_RECORDS PROVIDED_

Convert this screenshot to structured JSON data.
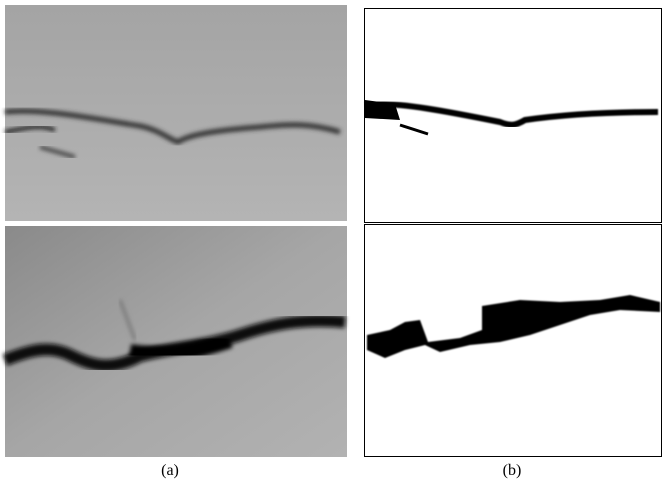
{
  "figure": {
    "captions": [
      "(a)",
      "(b)"
    ]
  }
}
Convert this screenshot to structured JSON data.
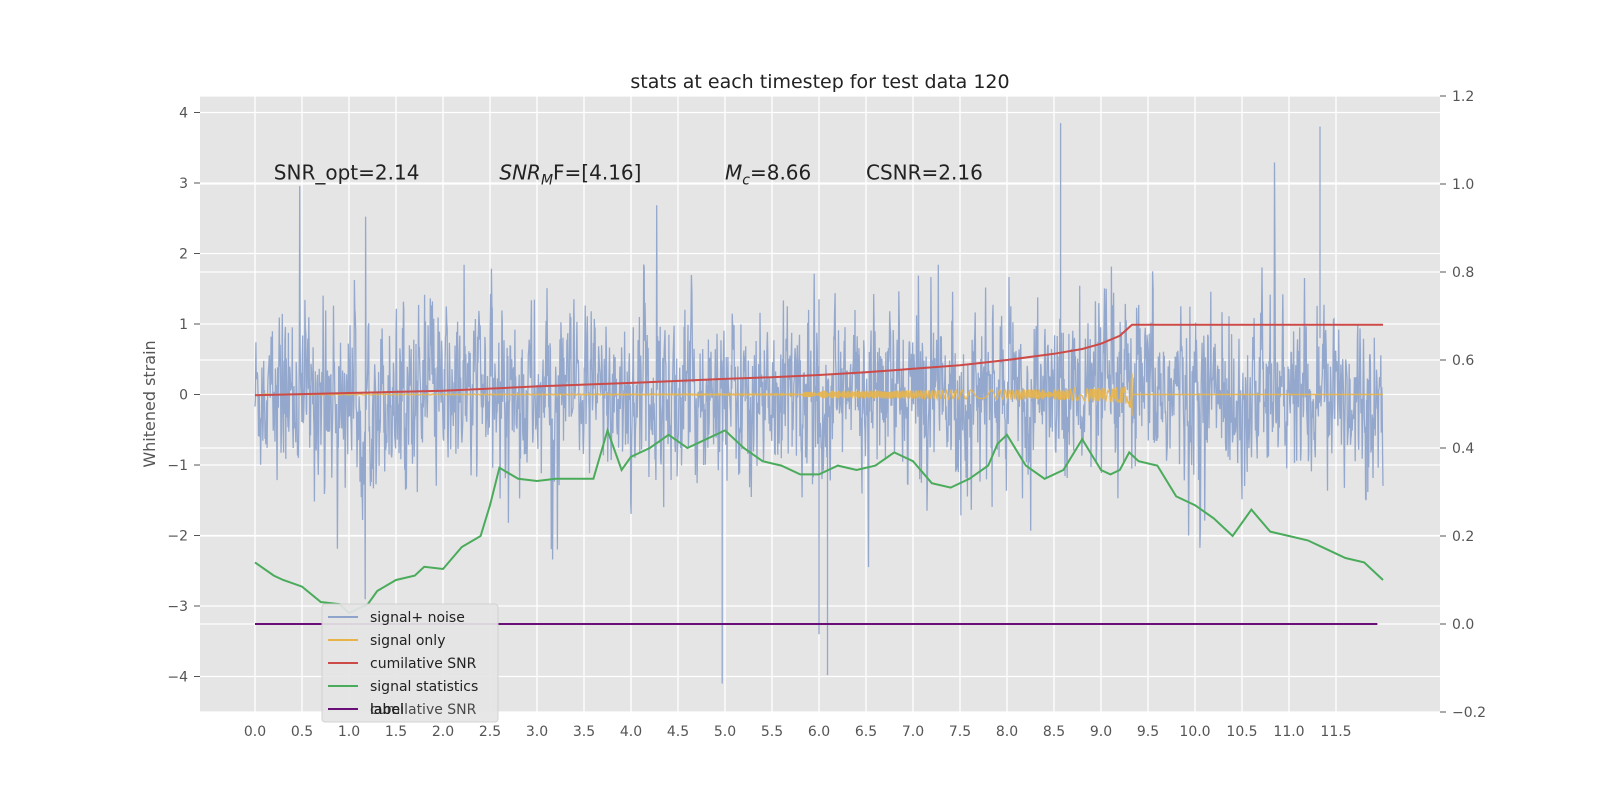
{
  "chart_data": {
    "type": "line",
    "title": "stats at each timestep for test data 120",
    "xlabel": "",
    "ylabel": "Whitened strain",
    "ylabel_right": "",
    "xlim": [
      -0.6,
      12.6
    ],
    "ylim": [
      -4.5,
      4.3
    ],
    "ylim_right": [
      -0.2,
      1.2
    ],
    "xticks": [
      "0.0",
      "0.5",
      "1.0",
      "1.5",
      "2.0",
      "2.5",
      "3.0",
      "3.5",
      "4.0",
      "4.5",
      "5.0",
      "5.5",
      "6.0",
      "6.5",
      "7.0",
      "7.5",
      "8.0",
      "8.5",
      "9.0",
      "9.5",
      "10.0",
      "10.5",
      "11.0",
      "11.5"
    ],
    "yticks_left": [
      "4",
      "3",
      "2",
      "1",
      "0",
      "−1",
      "−2",
      "−3",
      "−4"
    ],
    "yticks_right": [
      "1.2",
      "1.0",
      "0.8",
      "0.6",
      "0.4",
      "0.2",
      "0.0",
      "−0.2"
    ],
    "grid": true,
    "legend_position": "lower-left",
    "annotations": [
      {
        "text": "SNR_opt=2.14",
        "x": 0.2,
        "y": 3.05
      },
      {
        "text_main": "SNR",
        "text_sub": "M",
        "text_tail": "F=[4.16]",
        "x": 2.6,
        "y": 3.05
      },
      {
        "text_main": "M",
        "text_sub": "c",
        "text_tail": "=8.66",
        "x": 5.0,
        "y": 3.05
      },
      {
        "text": "CSNR=2.16",
        "x": 6.5,
        "y": 3.05
      }
    ],
    "series": [
      {
        "name": "signal+ noise",
        "axis": "left",
        "color": "#8fa4cb",
        "kind": "noise",
        "x_range": [
          0.0,
          12.0
        ],
        "typical_range": [
          -1.8,
          1.8
        ],
        "extremes_min": -4.1,
        "extremes_max": 3.85
      },
      {
        "name": "signal only",
        "axis": "left",
        "color": "#e8b44a",
        "kind": "chirp",
        "x_range": [
          0.0,
          9.33
        ],
        "max_amplitude": 0.3,
        "merger_x": 9.33
      },
      {
        "name": "cumilative SNR",
        "axis": "right",
        "color": "#cc4a48",
        "x": [
          0.0,
          1.0,
          2.0,
          3.0,
          4.0,
          5.0,
          5.5,
          6.0,
          6.5,
          7.0,
          7.5,
          8.0,
          8.5,
          8.8,
          9.0,
          9.2,
          9.33,
          10.0,
          11.0,
          12.0
        ],
        "values": [
          0.52,
          0.525,
          0.53,
          0.54,
          0.548,
          0.557,
          0.561,
          0.566,
          0.572,
          0.58,
          0.588,
          0.6,
          0.614,
          0.625,
          0.637,
          0.655,
          0.68,
          0.68,
          0.68,
          0.68
        ]
      },
      {
        "name": "signal statistics",
        "axis": "right",
        "color": "#4aab5b",
        "x": [
          0.0,
          0.2,
          0.3,
          0.5,
          0.7,
          0.9,
          1.0,
          1.1,
          1.2,
          1.3,
          1.5,
          1.7,
          1.8,
          2.0,
          2.2,
          2.4,
          2.5,
          2.6,
          2.8,
          3.0,
          3.2,
          3.4,
          3.6,
          3.75,
          3.9,
          4.0,
          4.2,
          4.4,
          4.6,
          4.8,
          5.0,
          5.2,
          5.4,
          5.6,
          5.8,
          6.0,
          6.2,
          6.4,
          6.6,
          6.8,
          7.0,
          7.2,
          7.4,
          7.6,
          7.8,
          7.9,
          8.0,
          8.2,
          8.4,
          8.6,
          8.8,
          9.0,
          9.1,
          9.2,
          9.25,
          9.3,
          9.4,
          9.6,
          9.8,
          10.0,
          10.2,
          10.4,
          10.6,
          10.8,
          11.0,
          11.2,
          11.4,
          11.6,
          11.8,
          12.0
        ],
        "values": [
          0.14,
          0.11,
          0.1,
          0.085,
          0.05,
          0.045,
          0.025,
          0.035,
          0.045,
          0.075,
          0.1,
          0.11,
          0.13,
          0.125,
          0.175,
          0.2,
          0.27,
          0.355,
          0.33,
          0.325,
          0.33,
          0.33,
          0.33,
          0.44,
          0.35,
          0.38,
          0.4,
          0.43,
          0.4,
          0.42,
          0.44,
          0.4,
          0.37,
          0.36,
          0.34,
          0.34,
          0.36,
          0.35,
          0.36,
          0.39,
          0.37,
          0.32,
          0.31,
          0.33,
          0.36,
          0.41,
          0.43,
          0.36,
          0.33,
          0.35,
          0.42,
          0.35,
          0.34,
          0.35,
          0.37,
          0.39,
          0.37,
          0.36,
          0.29,
          0.27,
          0.24,
          0.2,
          0.26,
          0.21,
          0.2,
          0.19,
          0.17,
          0.15,
          0.14,
          0.1
        ],
        "x_end": 11.94
      },
      {
        "name": "label",
        "axis": "right",
        "color": "#6a0e78",
        "x": [
          0.0,
          11.94
        ],
        "values": [
          0.0,
          0.0
        ]
      }
    ],
    "ghost_legend_text": "cumilative SNR"
  }
}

_WHAT TO PRODUCE_
Transcribe the full listing above exactly as it stands, minus the pictures.

_EXERCISE SOLUTION_
Convert this screenshot to structured JSON data.
{
  "figure": {
    "captions": [
      "(a)",
      "(b)"
    ]
  }
}
Convert this screenshot to structured JSON data.
{
  "chart_data": {
    "type": "line",
    "title": "stats at each timestep for test data 120",
    "xlabel": "",
    "ylabel": "Whitened strain",
    "ylabel_right": "",
    "xlim": [
      -0.6,
      12.6
    ],
    "ylim": [
      -4.5,
      4.3
    ],
    "ylim_right": [
      -0.2,
      1.2
    ],
    "xticks": [
      "0.0",
      "0.5",
      "1.0",
      "1.5",
      "2.0",
      "2.5",
      "3.0",
      "3.5",
      "4.0",
      "4.5",
      "5.0",
      "5.5",
      "6.0",
      "6.5",
      "7.0",
      "7.5",
      "8.0",
      "8.5",
      "9.0",
      "9.5",
      "10.0",
      "10.5",
      "11.0",
      "11.5"
    ],
    "yticks_left": [
      "4",
      "3",
      "2",
      "1",
      "0",
      "−1",
      "−2",
      "−3",
      "−4"
    ],
    "yticks_right": [
      "1.2",
      "1.0",
      "0.8",
      "0.6",
      "0.4",
      "0.2",
      "0.0",
      "−0.2"
    ],
    "grid": true,
    "legend_position": "lower-left",
    "annotations": [
      {
        "text": "SNR_opt=2.14",
        "x": 0.2,
        "y": 3.05
      },
      {
        "text_main": "SNR",
        "text_sub": "M",
        "text_tail": "F=[4.16]",
        "x": 2.6,
        "y": 3.05
      },
      {
        "text_main": "M",
        "text_sub": "c",
        "text_tail": "=8.66",
        "x": 5.0,
        "y": 3.05
      },
      {
        "text": "CSNR=2.16",
        "x": 6.5,
        "y": 3.05
      }
    ],
    "series": [
      {
        "name": "signal+ noise",
        "axis": "left",
        "color": "#8fa4cb",
        "kind": "noise",
        "x_range": [
          0.0,
          12.0
        ],
        "typical_range": [
          -1.8,
          1.8
        ],
        "extremes_min": -4.1,
        "extremes_max": 3.85
      },
      {
        "name": "signal only",
        "axis": "left",
        "color": "#e8b44a",
        "kind": "chirp",
        "x_range": [
          0.0,
          9.33
        ],
        "max_amplitude": 0.3,
        "merger_x": 9.33
      },
      {
        "name": "cumilative SNR",
        "axis": "right",
        "color": "#cc4a48",
        "x": [
          0.0,
          1.0,
          2.0,
          3.0,
          4.0,
          5.0,
          5.5,
          6.0,
          6.5,
          7.0,
          7.5,
          8.0,
          8.5,
          8.8,
          9.0,
          9.2,
          9.33,
          10.0,
          11.0,
          12.0
        ],
        "values": [
          0.52,
          0.525,
          0.53,
          0.54,
          0.548,
          0.557,
          0.561,
          0.566,
          0.572,
          0.58,
          0.588,
          0.6,
          0.614,
          0.625,
          0.637,
          0.655,
          0.68,
          0.68,
          0.68,
          0.68
        ]
      },
      {
        "name": "signal statistics",
        "axis": "right",
        "color": "#4aab5b",
        "x": [
          0.0,
          0.2,
          0.3,
          0.5,
          0.7,
          0.9,
          1.0,
          1.1,
          1.2,
          1.3,
          1.5,
          1.7,
          1.8,
          2.0,
          2.2,
          2.4,
          2.5,
          2.6,
          2.8,
          3.0,
          3.2,
          3.4,
          3.6,
          3.75,
          3.9,
          4.0,
          4.2,
          4.4,
          4.6,
          4.8,
          5.0,
          5.2,
          5.4,
          5.6,
          5.8,
          6.0,
          6.2,
          6.4,
          6.6,
          6.8,
          7.0,
          7.2,
          7.4,
          7.6,
          7.8,
          7.9,
          8.0,
          8.2,
          8.4,
          8.6,
          8.8,
          9.0,
          9.1,
          9.2,
          9.25,
          9.3,
          9.4,
          9.6,
          9.8,
          10.0,
          10.2,
          10.4,
          10.6,
          10.8,
          11.0,
          11.2,
          11.4,
          11.6,
          11.8,
          12.0
        ],
        "values": [
          0.14,
          0.11,
          0.1,
          0.085,
          0.05,
          0.045,
          0.025,
          0.035,
          0.045,
          0.075,
          0.1,
          0.11,
          0.13,
          0.125,
          0.175,
          0.2,
          0.27,
          0.355,
          0.33,
          0.325,
          0.33,
          0.33,
          0.33,
          0.44,
          0.35,
          0.38,
          0.4,
          0.43,
          0.4,
          0.42,
          0.44,
          0.4,
          0.37,
          0.36,
          0.34,
          0.34,
          0.36,
          0.35,
          0.36,
          0.39,
          0.37,
          0.32,
          0.31,
          0.33,
          0.36,
          0.41,
          0.43,
          0.36,
          0.33,
          0.35,
          0.42,
          0.35,
          0.34,
          0.35,
          0.37,
          0.39,
          0.37,
          0.36,
          0.29,
          0.27,
          0.24,
          0.2,
          0.26,
          0.21,
          0.2,
          0.19,
          0.17,
          0.15,
          0.14,
          0.1
        ],
        "x_end": 11.94
      },
      {
        "name": "label",
        "axis": "right",
        "color": "#6a0e78",
        "x": [
          0.0,
          11.94
        ],
        "values": [
          0.0,
          0.0
        ]
      }
    ],
    "ghost_legend_text": "cumilative SNR"
  }
}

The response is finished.